Job:
Without including any pictures, write out the listing below exactly.

Stored entries:
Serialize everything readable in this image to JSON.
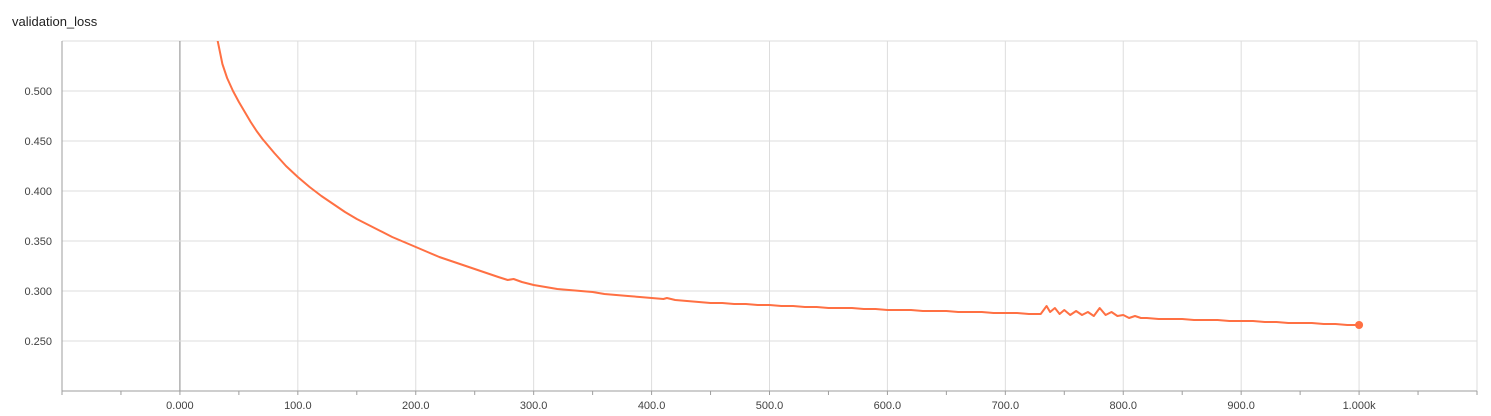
{
  "chart_data": {
    "type": "line",
    "title": "validation_loss",
    "xlabel": "",
    "ylabel": "",
    "xlim": [
      -100,
      1100
    ],
    "ylim": [
      0.2,
      0.55
    ],
    "x_ticks": [
      0,
      100,
      200,
      300,
      400,
      500,
      600,
      700,
      800,
      900,
      1000
    ],
    "x_tick_labels": [
      "0.000",
      "100.0",
      "200.0",
      "300.0",
      "400.0",
      "500.0",
      "600.0",
      "700.0",
      "800.0",
      "900.0",
      "1.000k"
    ],
    "y_ticks": [
      0.25,
      0.3,
      0.35,
      0.4,
      0.45,
      0.5
    ],
    "y_tick_labels": [
      "0.250",
      "0.300",
      "0.350",
      "0.400",
      "0.450",
      "0.500"
    ],
    "grid": true,
    "series": [
      {
        "color": "#ff7043",
        "x": [
          32,
          36,
          40,
          45,
          50,
          55,
          60,
          65,
          70,
          80,
          90,
          100,
          110,
          120,
          130,
          140,
          150,
          160,
          170,
          180,
          190,
          200,
          210,
          220,
          230,
          240,
          250,
          260,
          270,
          278,
          283,
          290,
          300,
          310,
          320,
          330,
          340,
          350,
          360,
          370,
          380,
          390,
          400,
          410,
          413,
          420,
          430,
          440,
          450,
          460,
          470,
          480,
          490,
          500,
          510,
          520,
          530,
          540,
          550,
          560,
          570,
          580,
          590,
          600,
          610,
          620,
          630,
          640,
          650,
          660,
          670,
          680,
          690,
          700,
          710,
          720,
          730,
          735,
          738,
          742,
          746,
          750,
          755,
          760,
          765,
          770,
          775,
          780,
          785,
          790,
          795,
          800,
          805,
          810,
          815,
          820,
          830,
          840,
          850,
          860,
          870,
          880,
          890,
          900,
          910,
          920,
          930,
          940,
          950,
          960,
          970,
          980,
          990,
          1000
        ],
        "y": [
          0.55,
          0.527,
          0.513,
          0.5,
          0.489,
          0.479,
          0.469,
          0.46,
          0.452,
          0.438,
          0.425,
          0.414,
          0.404,
          0.395,
          0.387,
          0.379,
          0.372,
          0.366,
          0.36,
          0.354,
          0.349,
          0.344,
          0.339,
          0.334,
          0.33,
          0.326,
          0.322,
          0.318,
          0.314,
          0.311,
          0.312,
          0.309,
          0.306,
          0.304,
          0.302,
          0.301,
          0.3,
          0.299,
          0.297,
          0.296,
          0.295,
          0.294,
          0.293,
          0.292,
          0.293,
          0.291,
          0.29,
          0.289,
          0.288,
          0.288,
          0.287,
          0.287,
          0.286,
          0.286,
          0.285,
          0.285,
          0.284,
          0.284,
          0.283,
          0.283,
          0.283,
          0.282,
          0.282,
          0.281,
          0.281,
          0.281,
          0.28,
          0.28,
          0.28,
          0.279,
          0.279,
          0.279,
          0.278,
          0.278,
          0.278,
          0.277,
          0.277,
          0.285,
          0.279,
          0.283,
          0.277,
          0.281,
          0.276,
          0.28,
          0.276,
          0.279,
          0.275,
          0.283,
          0.276,
          0.279,
          0.275,
          0.276,
          0.273,
          0.275,
          0.273,
          0.273,
          0.272,
          0.272,
          0.272,
          0.271,
          0.271,
          0.271,
          0.27,
          0.27,
          0.27,
          0.269,
          0.269,
          0.268,
          0.268,
          0.268,
          0.267,
          0.267,
          0.266,
          0.266
        ]
      }
    ]
  }
}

Response to the task:
Serialize everything readable in this image to JSON.
{
  "chart_data": {
    "type": "line",
    "title": "validation_loss",
    "xlabel": "",
    "ylabel": "",
    "xlim": [
      -100,
      1100
    ],
    "ylim": [
      0.2,
      0.55
    ],
    "x_ticks": [
      0,
      100,
      200,
      300,
      400,
      500,
      600,
      700,
      800,
      900,
      1000
    ],
    "x_tick_labels": [
      "0.000",
      "100.0",
      "200.0",
      "300.0",
      "400.0",
      "500.0",
      "600.0",
      "700.0",
      "800.0",
      "900.0",
      "1.000k"
    ],
    "y_ticks": [
      0.25,
      0.3,
      0.35,
      0.4,
      0.45,
      0.5
    ],
    "y_tick_labels": [
      "0.250",
      "0.300",
      "0.350",
      "0.400",
      "0.450",
      "0.500"
    ],
    "grid": true,
    "series": [
      {
        "color": "#ff7043",
        "x": [
          32,
          36,
          40,
          45,
          50,
          55,
          60,
          65,
          70,
          80,
          90,
          100,
          110,
          120,
          130,
          140,
          150,
          160,
          170,
          180,
          190,
          200,
          210,
          220,
          230,
          240,
          250,
          260,
          270,
          278,
          283,
          290,
          300,
          310,
          320,
          330,
          340,
          350,
          360,
          370,
          380,
          390,
          400,
          410,
          413,
          420,
          430,
          440,
          450,
          460,
          470,
          480,
          490,
          500,
          510,
          520,
          530,
          540,
          550,
          560,
          570,
          580,
          590,
          600,
          610,
          620,
          630,
          640,
          650,
          660,
          670,
          680,
          690,
          700,
          710,
          720,
          730,
          735,
          738,
          742,
          746,
          750,
          755,
          760,
          765,
          770,
          775,
          780,
          785,
          790,
          795,
          800,
          805,
          810,
          815,
          820,
          830,
          840,
          850,
          860,
          870,
          880,
          890,
          900,
          910,
          920,
          930,
          940,
          950,
          960,
          970,
          980,
          990,
          1000
        ],
        "y": [
          0.55,
          0.527,
          0.513,
          0.5,
          0.489,
          0.479,
          0.469,
          0.46,
          0.452,
          0.438,
          0.425,
          0.414,
          0.404,
          0.395,
          0.387,
          0.379,
          0.372,
          0.366,
          0.36,
          0.354,
          0.349,
          0.344,
          0.339,
          0.334,
          0.33,
          0.326,
          0.322,
          0.318,
          0.314,
          0.311,
          0.312,
          0.309,
          0.306,
          0.304,
          0.302,
          0.301,
          0.3,
          0.299,
          0.297,
          0.296,
          0.295,
          0.294,
          0.293,
          0.292,
          0.293,
          0.291,
          0.29,
          0.289,
          0.288,
          0.288,
          0.287,
          0.287,
          0.286,
          0.286,
          0.285,
          0.285,
          0.284,
          0.284,
          0.283,
          0.283,
          0.283,
          0.282,
          0.282,
          0.281,
          0.281,
          0.281,
          0.28,
          0.28,
          0.28,
          0.279,
          0.279,
          0.279,
          0.278,
          0.278,
          0.278,
          0.277,
          0.277,
          0.285,
          0.279,
          0.283,
          0.277,
          0.281,
          0.276,
          0.28,
          0.276,
          0.279,
          0.275,
          0.283,
          0.276,
          0.279,
          0.275,
          0.276,
          0.273,
          0.275,
          0.273,
          0.273,
          0.272,
          0.272,
          0.272,
          0.271,
          0.271,
          0.271,
          0.27,
          0.27,
          0.27,
          0.269,
          0.269,
          0.268,
          0.268,
          0.268,
          0.267,
          0.267,
          0.266,
          0.266
        ]
      }
    ]
  }
}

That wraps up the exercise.